Convert the rows into a JSON list of strings, one string per line and no blank lines. Start at the first line and end with the line containing "list-item-text: Rafa : Kebahagiaan".

(Records of where elements appear)
#####

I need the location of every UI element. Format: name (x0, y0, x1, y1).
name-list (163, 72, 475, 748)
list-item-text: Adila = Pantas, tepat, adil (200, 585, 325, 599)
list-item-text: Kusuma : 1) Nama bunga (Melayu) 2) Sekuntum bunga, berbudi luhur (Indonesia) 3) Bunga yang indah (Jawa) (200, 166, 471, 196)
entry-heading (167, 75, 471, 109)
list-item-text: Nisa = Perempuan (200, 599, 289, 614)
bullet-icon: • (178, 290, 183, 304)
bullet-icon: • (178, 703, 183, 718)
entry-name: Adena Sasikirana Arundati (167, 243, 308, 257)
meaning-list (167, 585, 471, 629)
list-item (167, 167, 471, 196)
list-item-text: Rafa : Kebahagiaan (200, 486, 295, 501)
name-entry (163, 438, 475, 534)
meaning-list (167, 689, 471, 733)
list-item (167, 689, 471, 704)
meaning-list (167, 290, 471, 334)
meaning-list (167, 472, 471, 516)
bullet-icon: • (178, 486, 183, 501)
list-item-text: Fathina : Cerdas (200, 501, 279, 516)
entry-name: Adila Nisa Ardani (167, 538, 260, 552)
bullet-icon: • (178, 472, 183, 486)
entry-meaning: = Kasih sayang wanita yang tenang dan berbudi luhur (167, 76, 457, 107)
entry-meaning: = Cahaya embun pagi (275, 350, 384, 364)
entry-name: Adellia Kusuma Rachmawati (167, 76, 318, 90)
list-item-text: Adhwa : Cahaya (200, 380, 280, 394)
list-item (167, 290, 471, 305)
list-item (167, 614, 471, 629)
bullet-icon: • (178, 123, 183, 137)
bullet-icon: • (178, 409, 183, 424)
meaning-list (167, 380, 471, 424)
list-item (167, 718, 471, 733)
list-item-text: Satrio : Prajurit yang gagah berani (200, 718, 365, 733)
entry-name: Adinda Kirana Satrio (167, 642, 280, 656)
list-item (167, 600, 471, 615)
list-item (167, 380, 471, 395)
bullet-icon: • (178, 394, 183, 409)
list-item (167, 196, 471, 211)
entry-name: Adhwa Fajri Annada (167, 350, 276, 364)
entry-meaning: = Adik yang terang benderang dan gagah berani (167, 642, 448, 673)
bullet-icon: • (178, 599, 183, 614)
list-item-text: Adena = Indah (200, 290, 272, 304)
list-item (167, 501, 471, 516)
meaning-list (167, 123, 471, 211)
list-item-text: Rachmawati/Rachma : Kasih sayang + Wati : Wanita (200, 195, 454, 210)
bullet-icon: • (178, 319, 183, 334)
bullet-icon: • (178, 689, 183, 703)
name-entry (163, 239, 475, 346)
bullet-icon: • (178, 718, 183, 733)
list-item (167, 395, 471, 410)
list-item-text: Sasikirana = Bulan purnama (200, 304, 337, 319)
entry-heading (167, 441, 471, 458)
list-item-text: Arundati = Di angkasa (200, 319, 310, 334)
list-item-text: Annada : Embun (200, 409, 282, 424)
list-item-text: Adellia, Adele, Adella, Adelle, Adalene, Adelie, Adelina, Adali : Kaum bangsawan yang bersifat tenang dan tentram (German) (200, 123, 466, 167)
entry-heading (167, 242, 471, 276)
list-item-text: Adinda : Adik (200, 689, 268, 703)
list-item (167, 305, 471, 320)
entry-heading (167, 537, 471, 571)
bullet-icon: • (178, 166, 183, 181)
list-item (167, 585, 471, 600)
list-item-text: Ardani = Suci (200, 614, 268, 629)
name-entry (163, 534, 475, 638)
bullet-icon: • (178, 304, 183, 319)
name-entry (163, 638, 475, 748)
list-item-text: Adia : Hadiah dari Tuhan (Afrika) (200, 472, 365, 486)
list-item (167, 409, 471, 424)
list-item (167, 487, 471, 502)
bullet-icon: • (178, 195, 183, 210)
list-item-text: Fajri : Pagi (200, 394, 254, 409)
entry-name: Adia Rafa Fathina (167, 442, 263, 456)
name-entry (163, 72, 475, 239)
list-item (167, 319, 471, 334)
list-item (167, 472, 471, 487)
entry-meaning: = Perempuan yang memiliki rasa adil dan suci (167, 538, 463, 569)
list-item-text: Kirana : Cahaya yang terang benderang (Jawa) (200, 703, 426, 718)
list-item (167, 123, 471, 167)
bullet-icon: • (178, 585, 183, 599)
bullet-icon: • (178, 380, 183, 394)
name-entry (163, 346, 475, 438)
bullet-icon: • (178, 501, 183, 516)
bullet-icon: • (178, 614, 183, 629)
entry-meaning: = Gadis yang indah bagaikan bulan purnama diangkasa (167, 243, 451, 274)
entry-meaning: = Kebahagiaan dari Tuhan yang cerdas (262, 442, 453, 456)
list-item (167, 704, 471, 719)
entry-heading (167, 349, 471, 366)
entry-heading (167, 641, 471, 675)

#####

FINAL ANSWER.
[
  "I need the location of every UI element. Format: name (x0, y0, x1, y1).",
  "name-list (163, 72, 475, 748)",
  "list-item-text: Adila = Pantas, tepat, adil (200, 585, 325, 599)",
  "list-item-text: Kusuma : 1) Nama bunga (Melayu) 2) Sekuntum bunga, berbudi luhur (Indonesia) 3) Bunga yang indah (Jawa) (200, 166, 471, 196)",
  "entry-heading (167, 75, 471, 109)",
  "list-item-text: Nisa = Perempuan (200, 599, 289, 614)",
  "bullet-icon: • (178, 290, 183, 304)",
  "bullet-icon: • (178, 703, 183, 718)",
  "entry-name: Adena Sasikirana Arundati (167, 243, 308, 257)",
  "meaning-list (167, 585, 471, 629)",
  "list-item (167, 167, 471, 196)",
  "list-item-text: Rafa : Kebahagiaan (200, 486, 295, 501)"
]